Collection entries:
** START **

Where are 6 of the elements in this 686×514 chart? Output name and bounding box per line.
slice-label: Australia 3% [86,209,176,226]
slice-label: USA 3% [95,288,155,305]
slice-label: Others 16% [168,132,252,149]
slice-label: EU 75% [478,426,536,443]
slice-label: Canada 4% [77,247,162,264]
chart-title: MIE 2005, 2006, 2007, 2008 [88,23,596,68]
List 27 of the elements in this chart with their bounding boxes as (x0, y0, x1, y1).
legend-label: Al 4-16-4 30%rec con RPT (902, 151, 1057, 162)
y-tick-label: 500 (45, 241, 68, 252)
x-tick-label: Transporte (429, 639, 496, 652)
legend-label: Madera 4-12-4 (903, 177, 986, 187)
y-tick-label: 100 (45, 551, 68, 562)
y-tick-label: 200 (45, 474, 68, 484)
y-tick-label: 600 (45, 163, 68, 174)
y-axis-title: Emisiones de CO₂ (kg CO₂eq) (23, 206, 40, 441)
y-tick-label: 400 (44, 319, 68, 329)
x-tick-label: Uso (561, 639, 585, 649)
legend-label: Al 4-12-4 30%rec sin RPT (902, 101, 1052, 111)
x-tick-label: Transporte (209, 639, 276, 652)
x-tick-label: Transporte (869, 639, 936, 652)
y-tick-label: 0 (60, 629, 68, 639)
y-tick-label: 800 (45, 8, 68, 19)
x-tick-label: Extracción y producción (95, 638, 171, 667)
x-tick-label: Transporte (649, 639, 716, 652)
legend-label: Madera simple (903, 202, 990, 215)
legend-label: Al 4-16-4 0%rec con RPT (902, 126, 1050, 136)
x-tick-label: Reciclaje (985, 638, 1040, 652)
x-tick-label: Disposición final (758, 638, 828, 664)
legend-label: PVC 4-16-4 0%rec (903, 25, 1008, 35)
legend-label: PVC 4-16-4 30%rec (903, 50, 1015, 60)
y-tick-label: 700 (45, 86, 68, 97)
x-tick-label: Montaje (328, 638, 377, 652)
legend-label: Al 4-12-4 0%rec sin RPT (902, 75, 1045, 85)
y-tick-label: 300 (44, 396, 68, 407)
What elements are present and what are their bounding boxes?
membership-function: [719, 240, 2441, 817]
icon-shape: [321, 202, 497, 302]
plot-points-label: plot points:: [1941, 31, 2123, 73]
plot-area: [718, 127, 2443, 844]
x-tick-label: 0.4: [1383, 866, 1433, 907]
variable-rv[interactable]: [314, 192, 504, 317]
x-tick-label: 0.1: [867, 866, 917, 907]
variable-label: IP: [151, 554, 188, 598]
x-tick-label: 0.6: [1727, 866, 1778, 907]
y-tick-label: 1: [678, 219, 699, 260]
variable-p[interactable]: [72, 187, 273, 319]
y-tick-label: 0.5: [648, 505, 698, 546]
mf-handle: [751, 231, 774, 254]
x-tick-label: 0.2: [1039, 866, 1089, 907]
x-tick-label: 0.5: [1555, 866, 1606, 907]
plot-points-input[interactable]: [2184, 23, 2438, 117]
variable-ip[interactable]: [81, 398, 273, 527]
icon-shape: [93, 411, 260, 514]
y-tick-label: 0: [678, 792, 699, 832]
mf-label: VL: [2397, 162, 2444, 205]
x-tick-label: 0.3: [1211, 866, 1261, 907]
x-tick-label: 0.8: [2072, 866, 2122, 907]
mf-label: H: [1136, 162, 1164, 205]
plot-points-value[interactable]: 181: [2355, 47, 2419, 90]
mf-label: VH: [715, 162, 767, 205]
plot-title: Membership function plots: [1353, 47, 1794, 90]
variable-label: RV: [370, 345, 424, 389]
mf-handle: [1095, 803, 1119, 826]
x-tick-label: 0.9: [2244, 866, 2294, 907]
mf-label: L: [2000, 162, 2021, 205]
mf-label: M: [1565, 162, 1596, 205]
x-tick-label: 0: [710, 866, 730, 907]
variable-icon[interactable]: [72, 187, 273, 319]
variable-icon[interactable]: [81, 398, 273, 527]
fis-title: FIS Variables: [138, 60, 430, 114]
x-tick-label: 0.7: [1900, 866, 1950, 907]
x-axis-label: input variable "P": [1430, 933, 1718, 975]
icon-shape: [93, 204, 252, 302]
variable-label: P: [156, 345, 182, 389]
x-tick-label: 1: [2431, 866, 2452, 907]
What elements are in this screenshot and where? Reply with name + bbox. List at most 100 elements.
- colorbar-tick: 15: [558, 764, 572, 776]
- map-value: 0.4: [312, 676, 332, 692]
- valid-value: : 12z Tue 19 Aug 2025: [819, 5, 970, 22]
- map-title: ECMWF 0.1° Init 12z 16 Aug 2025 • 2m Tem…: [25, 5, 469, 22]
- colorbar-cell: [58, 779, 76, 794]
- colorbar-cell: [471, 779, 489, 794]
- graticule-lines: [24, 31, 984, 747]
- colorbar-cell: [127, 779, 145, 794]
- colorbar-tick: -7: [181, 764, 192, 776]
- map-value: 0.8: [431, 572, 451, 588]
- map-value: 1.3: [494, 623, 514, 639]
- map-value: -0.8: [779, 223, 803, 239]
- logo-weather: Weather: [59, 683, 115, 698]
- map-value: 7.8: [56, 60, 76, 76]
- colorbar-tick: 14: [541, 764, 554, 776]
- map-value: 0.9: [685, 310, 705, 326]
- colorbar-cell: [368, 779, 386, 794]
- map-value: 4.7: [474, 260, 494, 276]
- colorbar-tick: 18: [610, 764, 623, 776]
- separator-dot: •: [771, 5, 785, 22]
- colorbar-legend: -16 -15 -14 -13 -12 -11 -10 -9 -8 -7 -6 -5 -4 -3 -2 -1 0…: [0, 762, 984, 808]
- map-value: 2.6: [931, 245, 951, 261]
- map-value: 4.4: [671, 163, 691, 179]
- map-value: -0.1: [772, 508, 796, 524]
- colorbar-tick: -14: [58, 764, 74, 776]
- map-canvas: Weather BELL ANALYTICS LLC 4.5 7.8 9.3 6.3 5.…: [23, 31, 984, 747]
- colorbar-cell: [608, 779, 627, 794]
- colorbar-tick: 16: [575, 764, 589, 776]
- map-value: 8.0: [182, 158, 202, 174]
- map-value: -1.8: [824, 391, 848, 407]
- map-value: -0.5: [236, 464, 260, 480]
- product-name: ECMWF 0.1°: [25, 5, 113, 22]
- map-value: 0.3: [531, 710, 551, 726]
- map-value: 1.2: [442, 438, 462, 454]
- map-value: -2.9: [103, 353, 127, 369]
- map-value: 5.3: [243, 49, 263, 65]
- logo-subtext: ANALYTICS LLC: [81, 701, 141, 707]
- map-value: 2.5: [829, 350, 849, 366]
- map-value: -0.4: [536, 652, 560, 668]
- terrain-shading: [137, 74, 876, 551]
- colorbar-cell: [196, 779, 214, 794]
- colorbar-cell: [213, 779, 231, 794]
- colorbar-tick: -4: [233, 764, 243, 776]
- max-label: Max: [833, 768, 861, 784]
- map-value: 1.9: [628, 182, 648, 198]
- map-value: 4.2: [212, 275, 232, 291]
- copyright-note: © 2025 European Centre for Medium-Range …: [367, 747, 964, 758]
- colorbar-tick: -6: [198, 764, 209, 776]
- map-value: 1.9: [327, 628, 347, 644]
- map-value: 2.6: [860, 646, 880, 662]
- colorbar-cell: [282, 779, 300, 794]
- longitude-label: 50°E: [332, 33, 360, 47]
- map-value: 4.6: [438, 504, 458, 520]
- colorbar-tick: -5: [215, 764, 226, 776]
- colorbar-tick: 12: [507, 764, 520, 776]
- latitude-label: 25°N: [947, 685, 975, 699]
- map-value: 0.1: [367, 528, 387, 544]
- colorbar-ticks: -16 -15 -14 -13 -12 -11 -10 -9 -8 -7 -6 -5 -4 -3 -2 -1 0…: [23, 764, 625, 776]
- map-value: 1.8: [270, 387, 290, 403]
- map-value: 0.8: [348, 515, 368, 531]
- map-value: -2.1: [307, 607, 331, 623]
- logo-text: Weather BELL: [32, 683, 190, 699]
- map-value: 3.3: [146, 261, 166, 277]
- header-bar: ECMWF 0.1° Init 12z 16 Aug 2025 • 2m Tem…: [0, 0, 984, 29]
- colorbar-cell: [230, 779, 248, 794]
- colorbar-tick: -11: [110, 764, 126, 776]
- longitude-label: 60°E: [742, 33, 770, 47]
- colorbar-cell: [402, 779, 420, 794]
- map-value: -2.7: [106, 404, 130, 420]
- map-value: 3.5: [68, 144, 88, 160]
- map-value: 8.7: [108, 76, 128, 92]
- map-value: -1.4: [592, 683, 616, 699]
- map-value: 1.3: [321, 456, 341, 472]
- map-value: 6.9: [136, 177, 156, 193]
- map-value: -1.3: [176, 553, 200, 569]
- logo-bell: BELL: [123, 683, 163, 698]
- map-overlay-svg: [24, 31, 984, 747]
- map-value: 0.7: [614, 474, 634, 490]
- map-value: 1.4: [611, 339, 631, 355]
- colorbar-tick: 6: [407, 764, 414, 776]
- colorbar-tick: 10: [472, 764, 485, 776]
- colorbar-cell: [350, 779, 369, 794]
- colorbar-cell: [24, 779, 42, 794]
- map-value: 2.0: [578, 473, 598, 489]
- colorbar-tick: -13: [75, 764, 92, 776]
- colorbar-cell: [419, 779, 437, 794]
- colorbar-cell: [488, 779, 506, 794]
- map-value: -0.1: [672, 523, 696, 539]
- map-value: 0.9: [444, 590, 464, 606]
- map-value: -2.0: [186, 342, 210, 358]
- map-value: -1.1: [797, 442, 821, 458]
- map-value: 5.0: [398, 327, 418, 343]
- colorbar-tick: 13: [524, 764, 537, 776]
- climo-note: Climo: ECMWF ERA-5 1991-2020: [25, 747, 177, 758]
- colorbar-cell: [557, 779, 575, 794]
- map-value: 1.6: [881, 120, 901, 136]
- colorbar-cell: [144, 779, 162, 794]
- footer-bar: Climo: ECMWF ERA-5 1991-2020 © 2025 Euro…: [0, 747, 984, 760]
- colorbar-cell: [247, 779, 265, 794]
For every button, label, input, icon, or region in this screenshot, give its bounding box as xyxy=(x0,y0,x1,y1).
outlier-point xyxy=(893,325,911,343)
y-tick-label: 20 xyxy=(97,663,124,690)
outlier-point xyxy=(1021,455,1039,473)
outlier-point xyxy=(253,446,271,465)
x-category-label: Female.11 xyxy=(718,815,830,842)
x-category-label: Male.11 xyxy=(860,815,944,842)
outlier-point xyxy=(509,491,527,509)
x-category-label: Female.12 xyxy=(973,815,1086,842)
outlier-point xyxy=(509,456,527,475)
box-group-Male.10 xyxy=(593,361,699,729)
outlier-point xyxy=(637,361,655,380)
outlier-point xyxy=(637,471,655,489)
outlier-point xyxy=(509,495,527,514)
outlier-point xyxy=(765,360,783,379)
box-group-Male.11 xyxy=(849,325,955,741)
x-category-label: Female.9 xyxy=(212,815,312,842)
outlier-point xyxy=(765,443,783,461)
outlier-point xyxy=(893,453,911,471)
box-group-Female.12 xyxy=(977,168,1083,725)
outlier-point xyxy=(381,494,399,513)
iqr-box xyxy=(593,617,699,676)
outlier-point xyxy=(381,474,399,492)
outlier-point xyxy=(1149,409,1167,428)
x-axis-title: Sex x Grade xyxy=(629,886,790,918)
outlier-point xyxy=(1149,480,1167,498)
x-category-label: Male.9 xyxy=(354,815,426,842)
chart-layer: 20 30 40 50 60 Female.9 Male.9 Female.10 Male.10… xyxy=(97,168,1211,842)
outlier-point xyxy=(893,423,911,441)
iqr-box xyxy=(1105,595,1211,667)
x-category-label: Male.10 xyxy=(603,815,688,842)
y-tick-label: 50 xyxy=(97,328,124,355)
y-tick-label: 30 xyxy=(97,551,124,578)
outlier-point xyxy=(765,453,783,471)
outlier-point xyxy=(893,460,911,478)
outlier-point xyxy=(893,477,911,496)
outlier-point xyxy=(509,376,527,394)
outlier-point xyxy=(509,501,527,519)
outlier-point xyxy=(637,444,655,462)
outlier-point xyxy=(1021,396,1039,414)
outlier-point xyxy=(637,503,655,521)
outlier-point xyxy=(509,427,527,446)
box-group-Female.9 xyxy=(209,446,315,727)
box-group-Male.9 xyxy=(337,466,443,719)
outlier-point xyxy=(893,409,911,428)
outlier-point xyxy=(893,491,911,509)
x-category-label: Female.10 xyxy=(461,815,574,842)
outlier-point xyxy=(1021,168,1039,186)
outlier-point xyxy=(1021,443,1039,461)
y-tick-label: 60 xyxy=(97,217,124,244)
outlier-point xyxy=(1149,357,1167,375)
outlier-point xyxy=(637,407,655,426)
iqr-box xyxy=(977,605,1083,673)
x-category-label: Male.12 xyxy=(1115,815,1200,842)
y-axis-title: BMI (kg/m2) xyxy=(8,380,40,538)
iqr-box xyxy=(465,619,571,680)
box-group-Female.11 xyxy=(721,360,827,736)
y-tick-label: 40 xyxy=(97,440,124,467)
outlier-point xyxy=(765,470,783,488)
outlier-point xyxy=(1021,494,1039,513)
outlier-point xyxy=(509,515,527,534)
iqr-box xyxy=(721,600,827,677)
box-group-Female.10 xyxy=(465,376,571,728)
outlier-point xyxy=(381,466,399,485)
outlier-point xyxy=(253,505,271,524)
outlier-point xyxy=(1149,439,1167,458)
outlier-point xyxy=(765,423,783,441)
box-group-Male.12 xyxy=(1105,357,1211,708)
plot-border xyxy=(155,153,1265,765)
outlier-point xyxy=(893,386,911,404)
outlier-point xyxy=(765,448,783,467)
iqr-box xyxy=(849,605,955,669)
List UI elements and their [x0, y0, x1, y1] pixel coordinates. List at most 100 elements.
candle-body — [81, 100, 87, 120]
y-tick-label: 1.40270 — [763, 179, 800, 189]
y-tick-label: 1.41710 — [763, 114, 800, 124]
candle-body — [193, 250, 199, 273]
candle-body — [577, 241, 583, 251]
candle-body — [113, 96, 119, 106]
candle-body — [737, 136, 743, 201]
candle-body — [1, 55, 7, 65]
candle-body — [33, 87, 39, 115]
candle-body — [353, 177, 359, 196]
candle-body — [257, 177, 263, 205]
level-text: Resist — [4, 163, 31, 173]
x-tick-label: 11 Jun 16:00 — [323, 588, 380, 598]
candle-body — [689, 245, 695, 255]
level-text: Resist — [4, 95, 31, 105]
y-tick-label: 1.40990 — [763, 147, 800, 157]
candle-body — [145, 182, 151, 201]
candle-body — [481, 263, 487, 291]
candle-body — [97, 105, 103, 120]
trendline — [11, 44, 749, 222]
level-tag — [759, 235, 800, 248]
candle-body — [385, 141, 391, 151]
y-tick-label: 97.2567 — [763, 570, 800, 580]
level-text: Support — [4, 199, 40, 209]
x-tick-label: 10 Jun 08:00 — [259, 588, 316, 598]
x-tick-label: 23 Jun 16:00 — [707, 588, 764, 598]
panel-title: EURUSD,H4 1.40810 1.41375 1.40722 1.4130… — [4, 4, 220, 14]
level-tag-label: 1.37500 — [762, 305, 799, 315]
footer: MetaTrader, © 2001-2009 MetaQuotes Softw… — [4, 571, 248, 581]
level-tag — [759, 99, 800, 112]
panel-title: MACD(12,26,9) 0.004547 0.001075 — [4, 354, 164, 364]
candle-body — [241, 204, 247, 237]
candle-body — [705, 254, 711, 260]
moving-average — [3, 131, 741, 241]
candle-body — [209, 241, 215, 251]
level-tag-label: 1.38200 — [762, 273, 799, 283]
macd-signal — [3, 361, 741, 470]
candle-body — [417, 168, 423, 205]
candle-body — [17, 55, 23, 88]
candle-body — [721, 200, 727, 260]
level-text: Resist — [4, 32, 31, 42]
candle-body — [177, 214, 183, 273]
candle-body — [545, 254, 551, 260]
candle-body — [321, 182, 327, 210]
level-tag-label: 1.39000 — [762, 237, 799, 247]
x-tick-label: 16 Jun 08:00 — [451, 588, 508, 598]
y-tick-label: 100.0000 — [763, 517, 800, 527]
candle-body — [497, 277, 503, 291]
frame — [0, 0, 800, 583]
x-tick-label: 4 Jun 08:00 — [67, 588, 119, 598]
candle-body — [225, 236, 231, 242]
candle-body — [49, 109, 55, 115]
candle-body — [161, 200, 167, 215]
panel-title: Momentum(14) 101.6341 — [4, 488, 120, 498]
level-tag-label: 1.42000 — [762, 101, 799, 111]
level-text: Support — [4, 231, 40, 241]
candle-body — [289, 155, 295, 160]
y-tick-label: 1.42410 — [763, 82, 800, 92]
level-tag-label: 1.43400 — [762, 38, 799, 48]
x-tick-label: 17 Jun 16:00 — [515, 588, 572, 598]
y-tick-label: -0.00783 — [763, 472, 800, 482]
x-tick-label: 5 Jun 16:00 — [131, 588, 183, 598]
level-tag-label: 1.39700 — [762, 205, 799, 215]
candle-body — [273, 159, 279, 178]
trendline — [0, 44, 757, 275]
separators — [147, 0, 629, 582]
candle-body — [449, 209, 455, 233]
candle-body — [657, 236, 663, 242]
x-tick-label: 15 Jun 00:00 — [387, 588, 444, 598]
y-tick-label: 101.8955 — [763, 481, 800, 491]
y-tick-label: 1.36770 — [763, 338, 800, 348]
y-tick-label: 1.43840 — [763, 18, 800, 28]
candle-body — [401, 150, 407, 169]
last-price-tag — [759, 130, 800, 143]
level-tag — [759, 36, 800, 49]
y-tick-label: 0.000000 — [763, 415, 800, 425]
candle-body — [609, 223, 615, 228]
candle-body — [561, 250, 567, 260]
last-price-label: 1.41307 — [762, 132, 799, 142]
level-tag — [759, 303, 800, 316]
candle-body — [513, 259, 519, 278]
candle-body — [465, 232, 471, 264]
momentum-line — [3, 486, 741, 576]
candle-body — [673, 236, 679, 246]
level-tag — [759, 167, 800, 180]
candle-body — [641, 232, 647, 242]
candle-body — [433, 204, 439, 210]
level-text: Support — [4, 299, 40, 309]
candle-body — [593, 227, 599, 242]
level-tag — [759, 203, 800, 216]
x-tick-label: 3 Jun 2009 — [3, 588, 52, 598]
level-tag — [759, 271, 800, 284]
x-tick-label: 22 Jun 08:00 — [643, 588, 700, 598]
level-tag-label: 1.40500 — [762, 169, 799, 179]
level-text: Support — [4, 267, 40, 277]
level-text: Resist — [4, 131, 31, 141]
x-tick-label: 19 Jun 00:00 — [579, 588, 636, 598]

** END **

## What to produce
Render the listing from its start through the line containing "x-tick-label: Extracción y", both ends included, as a Markdown table with columns "Row" and "Listing line", leaving out blank lines.

## Final result
| Row | Listing line |
|---|---|
| 1 | Where are 6 of the elements in this 686×514 chart? Output name and bounding box per line. |
| 2 | slice-label: Australia 3% [86,209,176,226] |
| 3 | slice-label: USA 3% [95,288,155,305] |
| 4 | slice-label: Others 16% [168,132,252,149] |
| 5 | slice-label: EU 75% [478,426,536,443] |
| 6 | slice-label: Canada 4% [77,247,162,264] |
| 7 | chart-title: MIE 2005, 2006, 2007, 2008 [88,23,596,68] |
| 8 | List 27 of the elements in this chart with their bounding boxes as (x0, y0, x1, y1). |
| 9 | legend-label: Al 4-16-4 30%rec con RPT (902, 151, 1057, 162) |
| 10 | y-tick-label: 500 (45, 241, 68, 252) |
| 11 | x-tick-label: Transporte (429, 639, 496, 652) |
| 12 | legend-label: Madera 4-12-4 (903, 177, 986, 187) |
| 13 | y-tick-label: 100 (45, 551, 68, 562) |
| 14 | y-tick-label: 200 (45, 474, 68, 484) |
| 15 | y-tick-label: 600 (45, 163, 68, 174) |
| 16 | y-axis-title: Emisiones de CO₂ (kg CO₂eq) (23, 206, 40, 441) |
| 17 | y-tick-label: 400 (44, 319, 68, 329) |
| 18 | x-tick-label: Uso (561, 639, 585, 649) |
| 19 | legend-label: Al 4-12-4 30%rec sin RPT (902, 101, 1052, 111) |
| 20 | x-tick-label: Transporte (209, 639, 276, 652) |
| 21 | x-tick-label: Transporte (869, 639, 936, 652) |
| 22 | y-tick-label: 0 (60, 629, 68, 639) |
| 23 | y-tick-label: 800 (45, 8, 68, 19) |
| 24 | x-tick-label: Extracción y producción (95, 638, 171, 667) |